- [Problem to solve]:
Output the data in full and exactly as presented.

- [Dataset rows of page text]:
-.-.-

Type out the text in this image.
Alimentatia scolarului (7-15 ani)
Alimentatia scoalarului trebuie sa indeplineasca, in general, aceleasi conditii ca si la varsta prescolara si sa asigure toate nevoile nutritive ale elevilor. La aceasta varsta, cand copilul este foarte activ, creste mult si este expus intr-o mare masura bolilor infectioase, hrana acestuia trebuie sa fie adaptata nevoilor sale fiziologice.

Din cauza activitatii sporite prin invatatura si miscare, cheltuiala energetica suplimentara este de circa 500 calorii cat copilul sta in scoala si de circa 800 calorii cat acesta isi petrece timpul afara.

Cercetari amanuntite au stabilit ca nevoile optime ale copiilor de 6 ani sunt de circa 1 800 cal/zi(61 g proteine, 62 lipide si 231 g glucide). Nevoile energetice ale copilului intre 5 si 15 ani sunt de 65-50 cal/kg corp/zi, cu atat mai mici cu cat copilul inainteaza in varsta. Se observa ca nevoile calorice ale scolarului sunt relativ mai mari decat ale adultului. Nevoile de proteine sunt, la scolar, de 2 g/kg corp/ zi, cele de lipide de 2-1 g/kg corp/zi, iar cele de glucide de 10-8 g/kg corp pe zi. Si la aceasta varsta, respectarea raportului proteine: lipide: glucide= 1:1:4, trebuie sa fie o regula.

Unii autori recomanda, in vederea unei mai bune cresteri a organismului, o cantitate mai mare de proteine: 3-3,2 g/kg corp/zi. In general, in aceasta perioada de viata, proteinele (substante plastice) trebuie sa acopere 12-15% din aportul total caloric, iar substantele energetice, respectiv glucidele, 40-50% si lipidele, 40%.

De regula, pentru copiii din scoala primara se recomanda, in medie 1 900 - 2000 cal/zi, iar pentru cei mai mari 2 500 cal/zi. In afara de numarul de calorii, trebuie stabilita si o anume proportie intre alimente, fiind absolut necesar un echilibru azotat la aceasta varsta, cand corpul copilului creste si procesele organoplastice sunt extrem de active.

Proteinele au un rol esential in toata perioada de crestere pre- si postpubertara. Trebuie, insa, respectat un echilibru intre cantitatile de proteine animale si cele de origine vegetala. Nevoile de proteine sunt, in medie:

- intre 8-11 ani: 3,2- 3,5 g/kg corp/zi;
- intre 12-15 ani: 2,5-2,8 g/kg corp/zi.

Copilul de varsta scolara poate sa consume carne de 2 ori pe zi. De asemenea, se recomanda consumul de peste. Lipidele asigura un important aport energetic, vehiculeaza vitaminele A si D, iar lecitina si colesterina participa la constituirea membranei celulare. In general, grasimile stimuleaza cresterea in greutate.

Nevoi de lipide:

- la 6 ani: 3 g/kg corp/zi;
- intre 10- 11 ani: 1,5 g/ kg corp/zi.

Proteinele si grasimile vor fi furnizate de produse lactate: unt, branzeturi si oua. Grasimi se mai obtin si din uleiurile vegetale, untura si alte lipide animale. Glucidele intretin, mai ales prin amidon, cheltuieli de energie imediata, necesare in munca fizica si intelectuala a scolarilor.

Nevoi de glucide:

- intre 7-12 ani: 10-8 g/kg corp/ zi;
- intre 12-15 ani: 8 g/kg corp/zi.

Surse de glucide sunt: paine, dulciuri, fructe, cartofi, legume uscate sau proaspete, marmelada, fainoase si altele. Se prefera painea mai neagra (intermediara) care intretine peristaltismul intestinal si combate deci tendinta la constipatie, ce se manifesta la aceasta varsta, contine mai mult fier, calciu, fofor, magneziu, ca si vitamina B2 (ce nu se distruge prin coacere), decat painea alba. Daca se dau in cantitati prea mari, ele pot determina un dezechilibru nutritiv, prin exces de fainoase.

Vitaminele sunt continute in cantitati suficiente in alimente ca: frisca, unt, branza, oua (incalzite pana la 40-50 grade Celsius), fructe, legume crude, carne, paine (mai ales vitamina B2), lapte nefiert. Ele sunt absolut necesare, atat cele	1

-.-.-

- [Output below]:
Type out the text in this image.
Alimentatia scolarului (7-15 ani)
Alimentatia scoalarului trebuie sa indeplineasca, in general, aceleasi conditii ca si la varsta prescolara si sa asigure toate nevoile nutritive ale elevilor. La aceasta varsta, cand copilul este foarte activ, creste mult si este expus intr-o mare masura bolilor infectioase, hrana acestuia trebuie sa fie adaptata nevoilor sale fiziologice.

Din cauza activitatii sporite prin invatatura si miscare, cheltuiala energetica suplimentara este de circa 500 calorii cat copilul sta in scoala si de circa 800 calorii cat acesta isi petrece timpul afara.

Cercetari amanuntite au stabilit ca nevoile optime ale copiilor de 6 ani sunt de circa 1 800 cal/zi(61 g proteine, 62 lipide si 231 g glucide). Nevoile energetice ale copilului intre 5 si 15 ani sunt de 65-50 cal/kg corp/zi, cu atat mai mici cu cat copilul inainteaza in varsta. Se observa ca nevoile calorice ale scolarului sunt relativ mai mari decat ale adultului. Nevoile de proteine sunt, la scolar, de 2 g/kg corp/ zi, cele de lipide de 2-1 g/kg corp/zi, iar cele de glucide de 10-8 g/kg corp pe zi. Si la aceasta varsta, respectarea raportului proteine: lipide: glucide= 1:1:4, trebuie sa fie o regula.

Unii autori recomanda, in vederea unei mai bune cresteri a organismului, o cantitate mai mare de proteine: 3-3,2 g/kg corp/zi. In general, in aceasta perioada de viata, proteinele (substante plastice) trebuie sa acopere 12-15% din aportul total caloric, iar substantele energetice, respectiv glucidele, 40-50% si lipidele, 40%.

De regula, pentru copiii din scoala primara se recomanda, in medie 1 900 - 2000 cal/zi, iar pentru cei mai mari 2 500 cal/zi. In afara de numarul de calorii, trebuie stabilita si o anume proportie intre alimente, fiind absolut necesar un echilibru azotat la aceasta varsta, cand corpul copilului creste si procesele organoplastice sunt extrem de active.

Proteinele au un rol esential in toata perioada de crestere pre- si postpubertara. Trebuie, insa, respectat un echilibru intre cantitatile de proteine animale si cele de origine vegetala. Nevoile de proteine sunt, in medie:

- intre 8-11 ani: 3,2- 3,5 g/kg corp/zi;
- intre 12-15 ani: 2,5-2,8 g/kg corp/zi.

Copilul de varsta scolara poate sa consume carne de 2 ori pe zi. De asemenea, se recomanda consumul de peste. Lipidele asigura un important aport energetic, vehiculeaza vitaminele A si D, iar lecitina si colesterina participa la constituirea membranei celulare. In general, grasimile stimuleaza cresterea in greutate.

Nevoi de lipide:

- la 6 ani: 3 g/kg corp/zi;
- intre 10- 11 ani: 1,5 g/ kg corp/zi.

Proteinele si grasimile vor fi furnizate de produse lactate: unt, branzeturi si oua. Grasimi se mai obtin si din uleiurile vegetale, untura si alte lipide animale. Glucidele intretin, mai ales prin amidon, cheltuieli de energie imediata, necesare in munca fizica si intelectuala a scolarilor.

Nevoi de glucide:

- intre 7-12 ani: 10-8 g/kg corp/ zi;
- intre 12-15 ani: 8 g/kg corp/zi.

Surse de glucide sunt: paine, dulciuri, fructe, cartofi, legume uscate sau proaspete, marmelada, fainoase si altele. Se prefera painea mai neagra (intermediara) care intretine peristaltismul intestinal si combate deci tendinta la constipatie, ce se manifesta la aceasta varsta, contine mai mult fier, calciu, fofor, magneziu, ca si vitamina B2 (ce nu se distruge prin coacere), decat painea alba. Daca se dau in cantitati prea mari, ele pot determina un dezechilibru nutritiv, prin exces de fainoase.

Vitaminele sunt continute in cantitati suficiente in alimente ca: frisca, unt, branza, oua (incalzite pana la 40-50 grade Celsius), fructe, legume crude, carne, paine (mai ales vitamina B2), lapte nefiert. Ele sunt absolut necesare, atat cele	1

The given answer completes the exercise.